→ **SHORT TASK**
What is the number of lines containing the string "into"? Answer with the number only.

→ **GIVEN RECORDS**

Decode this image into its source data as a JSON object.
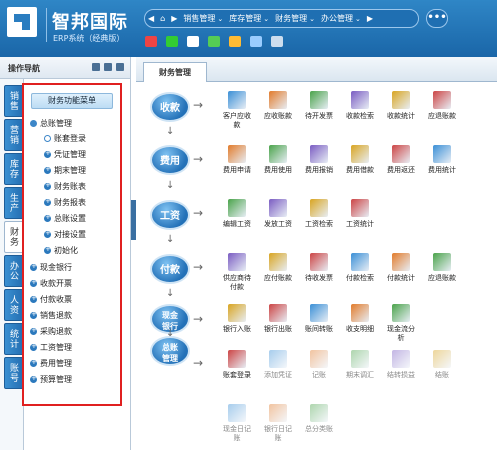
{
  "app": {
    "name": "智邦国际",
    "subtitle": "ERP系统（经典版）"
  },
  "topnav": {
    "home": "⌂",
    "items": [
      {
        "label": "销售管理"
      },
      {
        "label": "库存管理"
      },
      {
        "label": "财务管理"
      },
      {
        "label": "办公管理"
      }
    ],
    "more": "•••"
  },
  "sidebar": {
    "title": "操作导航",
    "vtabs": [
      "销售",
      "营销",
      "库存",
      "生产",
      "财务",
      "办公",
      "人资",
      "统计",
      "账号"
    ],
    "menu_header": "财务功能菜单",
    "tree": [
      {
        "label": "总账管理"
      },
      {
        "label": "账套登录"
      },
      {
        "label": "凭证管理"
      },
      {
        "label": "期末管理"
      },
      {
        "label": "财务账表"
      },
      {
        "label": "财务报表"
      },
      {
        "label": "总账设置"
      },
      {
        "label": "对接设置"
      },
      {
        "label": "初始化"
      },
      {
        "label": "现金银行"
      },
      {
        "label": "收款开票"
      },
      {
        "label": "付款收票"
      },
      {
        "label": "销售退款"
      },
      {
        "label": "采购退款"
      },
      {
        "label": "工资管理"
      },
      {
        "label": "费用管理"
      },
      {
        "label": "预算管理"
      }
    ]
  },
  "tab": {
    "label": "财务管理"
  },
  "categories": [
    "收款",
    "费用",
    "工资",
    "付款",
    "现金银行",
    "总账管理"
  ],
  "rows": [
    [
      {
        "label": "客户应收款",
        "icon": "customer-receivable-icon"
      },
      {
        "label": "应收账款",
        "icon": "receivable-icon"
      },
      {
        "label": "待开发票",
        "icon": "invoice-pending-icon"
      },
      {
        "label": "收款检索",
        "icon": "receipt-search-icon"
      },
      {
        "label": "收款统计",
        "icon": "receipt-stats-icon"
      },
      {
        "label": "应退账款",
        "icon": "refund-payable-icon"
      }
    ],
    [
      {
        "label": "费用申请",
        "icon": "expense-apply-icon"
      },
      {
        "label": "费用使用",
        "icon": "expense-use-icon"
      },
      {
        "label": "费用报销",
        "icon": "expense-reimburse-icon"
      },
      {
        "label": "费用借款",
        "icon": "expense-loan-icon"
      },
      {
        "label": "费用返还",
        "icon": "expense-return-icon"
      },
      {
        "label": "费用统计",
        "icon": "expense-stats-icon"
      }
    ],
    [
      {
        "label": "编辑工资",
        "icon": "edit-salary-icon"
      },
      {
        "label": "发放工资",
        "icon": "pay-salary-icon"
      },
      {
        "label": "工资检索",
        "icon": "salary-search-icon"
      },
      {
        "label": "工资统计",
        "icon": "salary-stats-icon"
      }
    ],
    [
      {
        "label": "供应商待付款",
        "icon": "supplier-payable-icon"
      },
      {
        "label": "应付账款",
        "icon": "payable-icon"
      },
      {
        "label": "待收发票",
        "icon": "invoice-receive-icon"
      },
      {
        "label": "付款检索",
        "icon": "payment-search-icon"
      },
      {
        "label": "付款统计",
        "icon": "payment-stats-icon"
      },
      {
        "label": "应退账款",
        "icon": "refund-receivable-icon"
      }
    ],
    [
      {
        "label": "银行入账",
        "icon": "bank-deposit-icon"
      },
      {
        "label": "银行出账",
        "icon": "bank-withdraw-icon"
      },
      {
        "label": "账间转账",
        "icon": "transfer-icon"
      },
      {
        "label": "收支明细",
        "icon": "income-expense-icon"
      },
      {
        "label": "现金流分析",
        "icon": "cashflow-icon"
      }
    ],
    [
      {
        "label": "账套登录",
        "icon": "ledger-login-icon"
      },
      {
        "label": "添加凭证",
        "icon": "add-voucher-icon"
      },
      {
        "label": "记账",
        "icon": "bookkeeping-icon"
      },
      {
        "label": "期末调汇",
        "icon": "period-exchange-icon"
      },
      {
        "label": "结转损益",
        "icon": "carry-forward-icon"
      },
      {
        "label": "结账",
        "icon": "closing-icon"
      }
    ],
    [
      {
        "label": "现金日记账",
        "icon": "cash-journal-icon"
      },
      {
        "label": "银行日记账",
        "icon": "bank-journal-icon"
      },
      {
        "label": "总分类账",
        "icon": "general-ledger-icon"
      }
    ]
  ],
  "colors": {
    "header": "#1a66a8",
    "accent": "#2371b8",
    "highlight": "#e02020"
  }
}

--

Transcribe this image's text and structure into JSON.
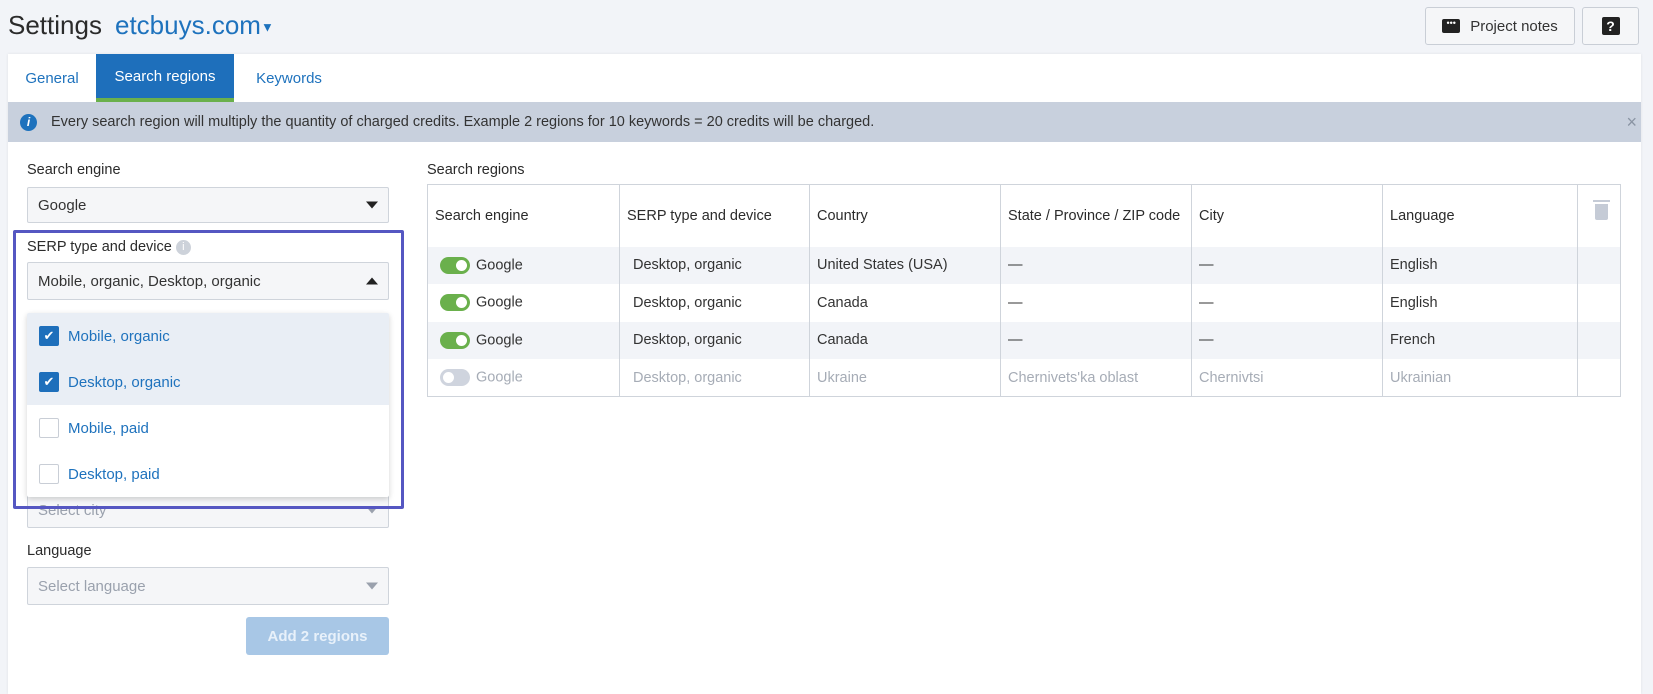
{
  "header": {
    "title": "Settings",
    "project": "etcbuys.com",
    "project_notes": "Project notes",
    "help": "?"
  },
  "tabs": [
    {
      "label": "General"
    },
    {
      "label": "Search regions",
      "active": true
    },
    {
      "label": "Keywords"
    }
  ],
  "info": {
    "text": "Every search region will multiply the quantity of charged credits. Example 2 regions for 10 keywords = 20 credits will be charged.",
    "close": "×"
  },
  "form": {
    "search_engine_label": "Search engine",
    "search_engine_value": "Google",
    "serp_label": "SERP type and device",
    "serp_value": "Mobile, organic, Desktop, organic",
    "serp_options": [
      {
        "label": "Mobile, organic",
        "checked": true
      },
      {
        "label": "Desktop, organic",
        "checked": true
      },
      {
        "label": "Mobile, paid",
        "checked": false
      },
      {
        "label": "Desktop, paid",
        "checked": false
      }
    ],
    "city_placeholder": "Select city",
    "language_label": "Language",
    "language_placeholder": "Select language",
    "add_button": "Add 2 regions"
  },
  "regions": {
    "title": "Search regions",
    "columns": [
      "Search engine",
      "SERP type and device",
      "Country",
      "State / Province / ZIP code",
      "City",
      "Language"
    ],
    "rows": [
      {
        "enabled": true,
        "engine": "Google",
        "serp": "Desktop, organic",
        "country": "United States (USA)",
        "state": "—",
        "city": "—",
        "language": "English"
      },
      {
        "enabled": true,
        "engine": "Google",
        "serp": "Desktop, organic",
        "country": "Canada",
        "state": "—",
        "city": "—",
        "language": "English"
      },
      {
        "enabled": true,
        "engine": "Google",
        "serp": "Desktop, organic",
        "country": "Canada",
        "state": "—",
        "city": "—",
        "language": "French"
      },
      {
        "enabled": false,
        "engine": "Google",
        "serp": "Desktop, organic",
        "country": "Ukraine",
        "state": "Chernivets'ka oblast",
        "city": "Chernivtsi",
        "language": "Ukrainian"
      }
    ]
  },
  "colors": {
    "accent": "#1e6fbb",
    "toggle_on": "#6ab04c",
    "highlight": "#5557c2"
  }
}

---

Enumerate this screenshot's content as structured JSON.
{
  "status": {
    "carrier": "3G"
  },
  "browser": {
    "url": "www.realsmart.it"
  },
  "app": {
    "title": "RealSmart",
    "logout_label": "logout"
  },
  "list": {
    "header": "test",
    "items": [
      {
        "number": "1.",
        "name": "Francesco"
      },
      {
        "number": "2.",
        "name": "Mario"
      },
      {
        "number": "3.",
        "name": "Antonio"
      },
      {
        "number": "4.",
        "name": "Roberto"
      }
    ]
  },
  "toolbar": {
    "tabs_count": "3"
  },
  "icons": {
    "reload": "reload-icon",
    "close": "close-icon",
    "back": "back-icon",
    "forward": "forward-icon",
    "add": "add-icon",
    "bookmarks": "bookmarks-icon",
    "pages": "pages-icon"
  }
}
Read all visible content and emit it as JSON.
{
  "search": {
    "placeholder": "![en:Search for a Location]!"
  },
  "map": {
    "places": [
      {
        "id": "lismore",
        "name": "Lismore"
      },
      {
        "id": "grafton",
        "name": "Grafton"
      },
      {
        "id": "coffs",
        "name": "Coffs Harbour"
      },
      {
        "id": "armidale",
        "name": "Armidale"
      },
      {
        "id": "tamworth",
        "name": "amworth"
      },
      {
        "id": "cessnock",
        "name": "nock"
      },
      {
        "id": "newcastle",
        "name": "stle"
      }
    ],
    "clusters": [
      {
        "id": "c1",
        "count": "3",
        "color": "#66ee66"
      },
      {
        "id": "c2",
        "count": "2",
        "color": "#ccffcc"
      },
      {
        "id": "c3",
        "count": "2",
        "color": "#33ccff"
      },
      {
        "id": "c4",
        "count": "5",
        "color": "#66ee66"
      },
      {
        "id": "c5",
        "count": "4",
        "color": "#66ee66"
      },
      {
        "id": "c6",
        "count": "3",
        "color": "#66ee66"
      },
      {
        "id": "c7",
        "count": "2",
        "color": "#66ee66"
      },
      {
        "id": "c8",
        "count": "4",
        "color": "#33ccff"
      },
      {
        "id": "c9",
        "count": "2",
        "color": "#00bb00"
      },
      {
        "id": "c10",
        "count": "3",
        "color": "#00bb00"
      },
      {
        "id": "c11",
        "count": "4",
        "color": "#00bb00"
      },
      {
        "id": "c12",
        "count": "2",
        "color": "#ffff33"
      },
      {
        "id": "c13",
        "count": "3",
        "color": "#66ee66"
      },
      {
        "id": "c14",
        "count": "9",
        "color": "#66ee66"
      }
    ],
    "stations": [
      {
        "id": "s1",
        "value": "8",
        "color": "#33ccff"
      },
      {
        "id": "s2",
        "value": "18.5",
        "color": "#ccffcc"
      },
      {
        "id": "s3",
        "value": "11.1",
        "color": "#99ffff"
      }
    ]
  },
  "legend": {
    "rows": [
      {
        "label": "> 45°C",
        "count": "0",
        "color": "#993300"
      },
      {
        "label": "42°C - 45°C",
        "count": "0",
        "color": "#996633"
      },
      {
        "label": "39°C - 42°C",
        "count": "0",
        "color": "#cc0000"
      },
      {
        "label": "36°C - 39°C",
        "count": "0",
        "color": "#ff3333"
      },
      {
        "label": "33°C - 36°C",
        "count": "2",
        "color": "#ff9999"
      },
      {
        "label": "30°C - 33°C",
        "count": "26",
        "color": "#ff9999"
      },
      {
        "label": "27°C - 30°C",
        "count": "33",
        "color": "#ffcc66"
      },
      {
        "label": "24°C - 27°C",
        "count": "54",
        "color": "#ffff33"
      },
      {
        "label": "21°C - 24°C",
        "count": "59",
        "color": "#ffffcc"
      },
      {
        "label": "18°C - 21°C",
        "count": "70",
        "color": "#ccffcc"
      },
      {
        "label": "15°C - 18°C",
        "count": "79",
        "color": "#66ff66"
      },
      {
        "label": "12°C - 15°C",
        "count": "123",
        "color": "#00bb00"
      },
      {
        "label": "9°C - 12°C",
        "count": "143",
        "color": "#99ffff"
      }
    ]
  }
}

→ **THE RESPONSE**
2